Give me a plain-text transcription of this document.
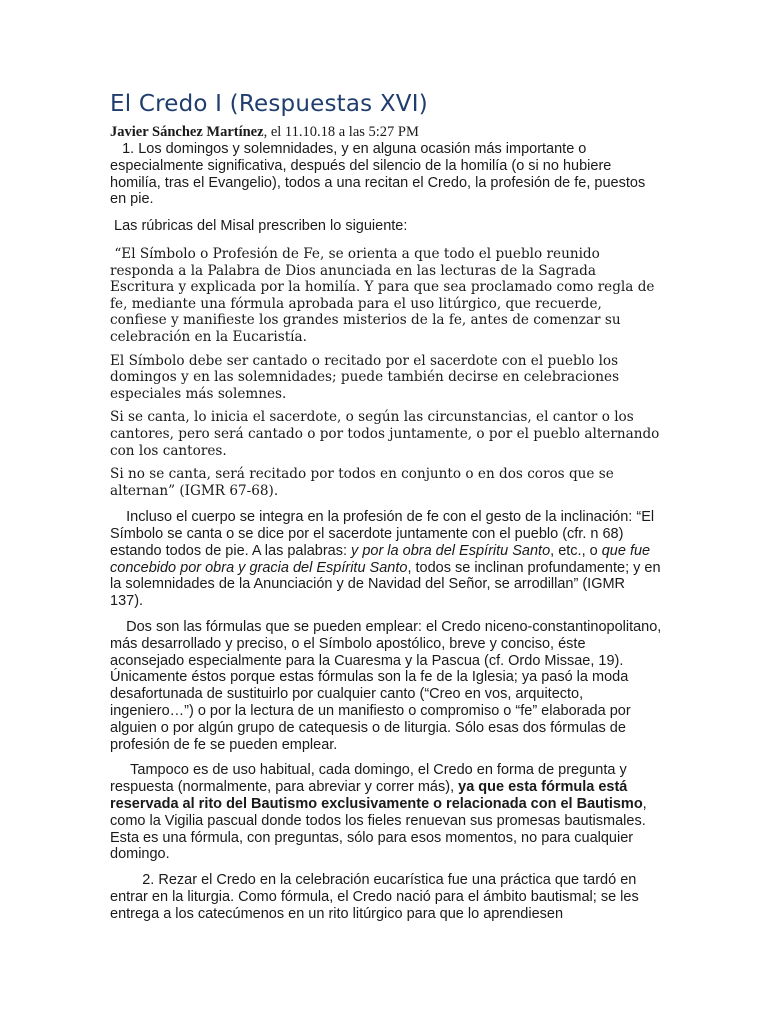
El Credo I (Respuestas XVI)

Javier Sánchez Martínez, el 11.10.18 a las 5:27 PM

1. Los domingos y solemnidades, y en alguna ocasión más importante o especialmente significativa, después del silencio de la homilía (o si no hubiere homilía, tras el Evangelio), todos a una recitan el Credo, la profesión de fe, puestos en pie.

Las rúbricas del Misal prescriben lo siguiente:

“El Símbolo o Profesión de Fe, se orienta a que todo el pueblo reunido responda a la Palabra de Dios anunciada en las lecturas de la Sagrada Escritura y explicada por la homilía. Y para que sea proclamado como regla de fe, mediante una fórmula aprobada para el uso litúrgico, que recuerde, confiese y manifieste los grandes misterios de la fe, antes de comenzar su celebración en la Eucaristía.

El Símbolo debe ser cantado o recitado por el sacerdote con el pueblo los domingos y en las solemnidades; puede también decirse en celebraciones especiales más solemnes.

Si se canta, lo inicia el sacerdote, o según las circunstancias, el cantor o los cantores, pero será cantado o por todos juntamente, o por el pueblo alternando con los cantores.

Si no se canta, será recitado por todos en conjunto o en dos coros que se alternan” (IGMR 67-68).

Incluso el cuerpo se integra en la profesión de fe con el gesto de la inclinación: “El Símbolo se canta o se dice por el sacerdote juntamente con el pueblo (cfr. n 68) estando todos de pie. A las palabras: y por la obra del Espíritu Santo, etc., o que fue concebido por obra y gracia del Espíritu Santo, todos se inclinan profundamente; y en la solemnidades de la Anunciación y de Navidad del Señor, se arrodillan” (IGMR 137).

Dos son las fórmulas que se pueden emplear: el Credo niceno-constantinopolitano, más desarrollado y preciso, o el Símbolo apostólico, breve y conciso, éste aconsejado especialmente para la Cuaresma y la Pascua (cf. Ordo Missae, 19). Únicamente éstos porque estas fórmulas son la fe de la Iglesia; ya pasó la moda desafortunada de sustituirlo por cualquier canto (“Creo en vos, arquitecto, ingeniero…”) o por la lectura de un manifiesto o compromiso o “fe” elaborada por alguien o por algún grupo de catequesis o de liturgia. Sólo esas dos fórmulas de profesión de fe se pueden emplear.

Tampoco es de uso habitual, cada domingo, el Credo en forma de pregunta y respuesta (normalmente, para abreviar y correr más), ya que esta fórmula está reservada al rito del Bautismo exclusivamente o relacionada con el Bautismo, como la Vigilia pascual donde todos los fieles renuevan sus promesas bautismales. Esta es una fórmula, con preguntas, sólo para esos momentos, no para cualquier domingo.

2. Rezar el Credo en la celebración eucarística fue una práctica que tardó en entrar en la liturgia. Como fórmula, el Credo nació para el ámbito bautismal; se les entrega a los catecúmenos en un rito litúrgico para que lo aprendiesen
■ ■ ■
Give back each entry exactly as it appears, with no pictures.

Give me a plain-text transcription of this document.
El Credo I (Respuestas XVI)

Javier Sánchez Martínez, el 11.10.18 a las 5:27 PM

1. Los domingos y solemnidades, y en alguna ocasión más importante o especialmente significativa, después del silencio de la homilía (o si no hubiere homilía, tras el Evangelio), todos a una recitan el Credo, la profesión de fe, puestos en pie.

Las rúbricas del Misal prescriben lo siguiente:

“El Símbolo o Profesión de Fe, se orienta a que todo el pueblo reunido responda a la Palabra de Dios anunciada en las lecturas de la Sagrada Escritura y explicada por la homilía. Y para que sea proclamado como regla de fe, mediante una fórmula aprobada para el uso litúrgico, que recuerde, confiese y manifieste los grandes misterios de la fe, antes de comenzar su celebración en la Eucaristía.

El Símbolo debe ser cantado o recitado por el sacerdote con el pueblo los domingos y en las solemnidades; puede también decirse en celebraciones especiales más solemnes.

Si se canta, lo inicia el sacerdote, o según las circunstancias, el cantor o los cantores, pero será cantado o por todos juntamente, o por el pueblo alternando con los cantores.

Si no se canta, será recitado por todos en conjunto o en dos coros que se alternan” (IGMR 67-68).

Incluso el cuerpo se integra en la profesión de fe con el gesto de la inclinación: “El Símbolo se canta o se dice por el sacerdote juntamente con el pueblo (cfr. n 68) estando todos de pie. A las palabras: y por la obra del Espíritu Santo, etc., o que fue concebido por obra y gracia del Espíritu Santo, todos se inclinan profundamente; y en la solemnidades de la Anunciación y de Navidad del Señor, se arrodillan” (IGMR 137).

Dos son las fórmulas que se pueden emplear: el Credo niceno-constantinopolitano, más desarrollado y preciso, o el Símbolo apostólico, breve y conciso, éste aconsejado especialmente para la Cuaresma y la Pascua (cf. Ordo Missae, 19). Únicamente éstos porque estas fórmulas son la fe de la Iglesia; ya pasó la moda desafortunada de sustituirlo por cualquier canto (“Creo en vos, arquitecto, ingeniero…”) o por la lectura de un manifiesto o compromiso o “fe” elaborada por alguien o por algún grupo de catequesis o de liturgia. Sólo esas dos fórmulas de profesión de fe se pueden emplear.

Tampoco es de uso habitual, cada domingo, el Credo en forma de pregunta y respuesta (normalmente, para abreviar y correr más), ya que esta fórmula está reservada al rito del Bautismo exclusivamente o relacionada con el Bautismo, como la Vigilia pascual donde todos los fieles renuevan sus promesas bautismales. Esta es una fórmula, con preguntas, sólo para esos momentos, no para cualquier domingo.

2. Rezar el Credo en la celebración eucarística fue una práctica que tardó en entrar en la liturgia. Como fórmula, el Credo nació para el ámbito bautismal; se les entrega a los catecúmenos en un rito litúrgico para que lo aprendiesen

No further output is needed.